* PROBLEM TO SOLVE *
Give an exact transcription of every line, dropping the images.

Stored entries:

/---

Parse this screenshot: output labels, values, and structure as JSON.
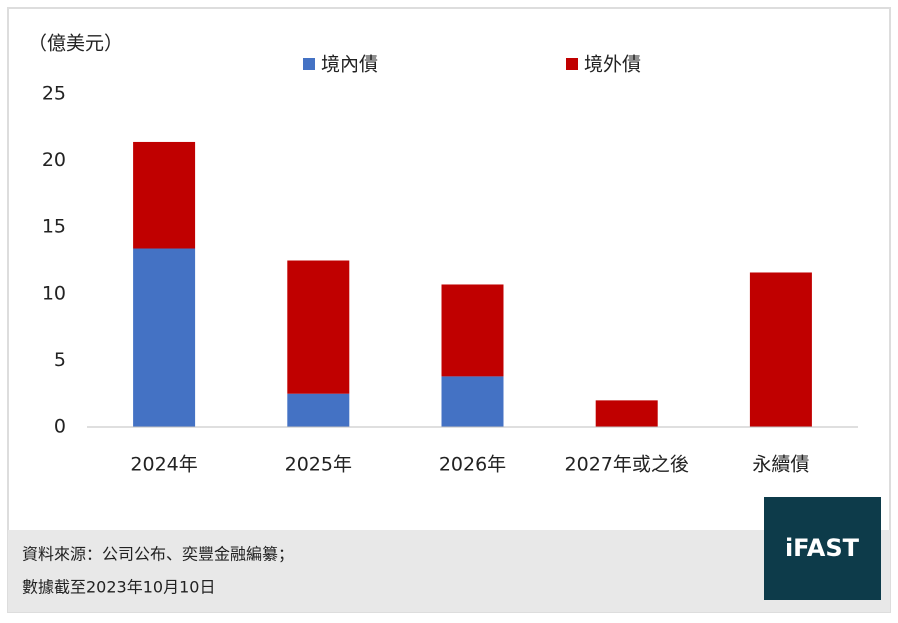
{
  "chart_data": {
    "type": "stacked_bar",
    "y_label": "（億美元）",
    "categories": [
      "2024年",
      "2025年",
      "2026年",
      "2027年或之後",
      "永續債"
    ],
    "series": [
      {
        "name": "境內債",
        "color": "#4472c4",
        "values": [
          13.4,
          2.5,
          3.8,
          0,
          0
        ]
      },
      {
        "name": "境外債",
        "color": "#c00000",
        "values": [
          8.0,
          10.0,
          6.9,
          2.0,
          11.6
        ]
      }
    ],
    "ylim": [
      0,
      25
    ],
    "yticks": [
      0,
      5,
      10,
      15,
      20,
      25
    ],
    "grid": false
  },
  "footer": {
    "source": "資料來源：公司公布、奕豐金融編纂；",
    "note": "數據截至2023年10月10日",
    "logo": "iFAST"
  }
}
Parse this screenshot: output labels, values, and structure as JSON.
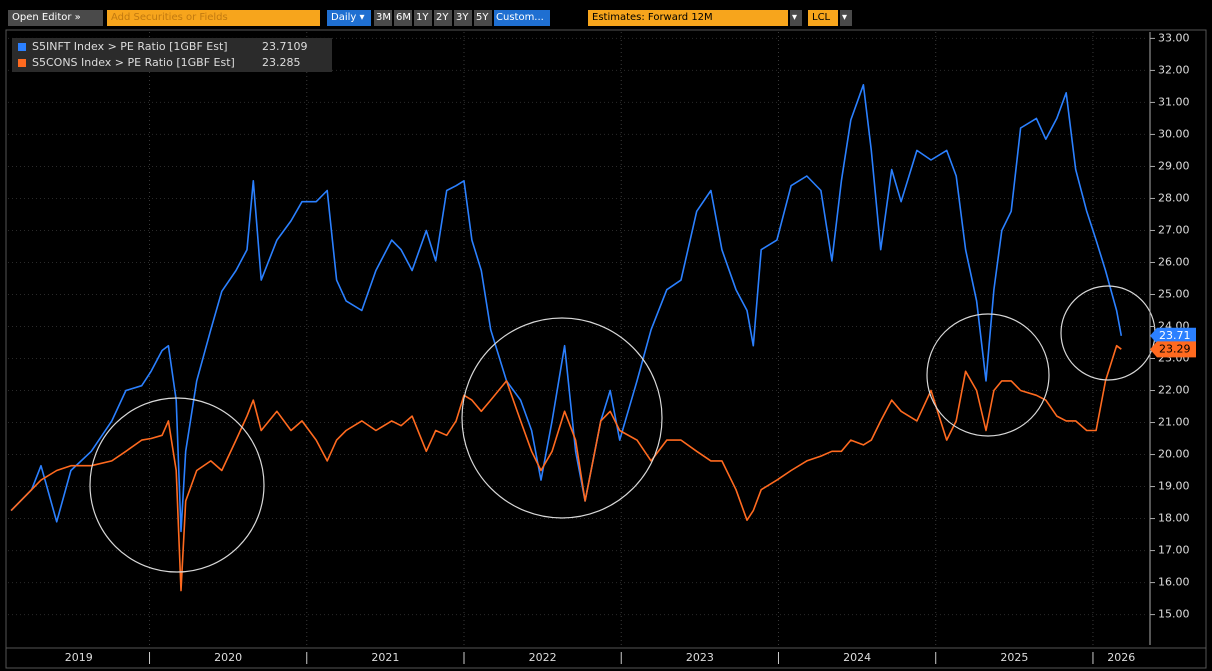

\---

* RESULT BELOW *
Parse this screenshot: output labels, values, and structure as JSON.
{
  "chart_data": {
    "type": "stacked_bar",
    "y_label": "（億美元）",
    "categories": [
      "2024年",
      "2025年",
      "2026年",
      "2027年或之後",
      "永續債"
    ],
    "series": [
      {
        "name": "境內債",
        "color": "#4472c4",
        "values": [
          13.4,
          2.5,
          3.8,
          0,
          0
        ]
      },
      {
        "name": "境外債",
        "color": "#c00000",
        "values": [
          8.0,
          10.0,
          6.9,
          2.0,
          11.6
        ]
      }
    ],
    "ylim": [
      0,
      25
    ],
    "yticks": [
      0,
      5,
      10,
      15,
      20,
      25
    ],
    "grid": false
  },
  "footer": {
    "source": "資料來源：公司公布、奕豐金融編纂；",
    "note": "數據截至2023年10月10日",
    "logo": "iFAST"
  }
}
Parse this screenshot: output labels, values, and structure as JSON.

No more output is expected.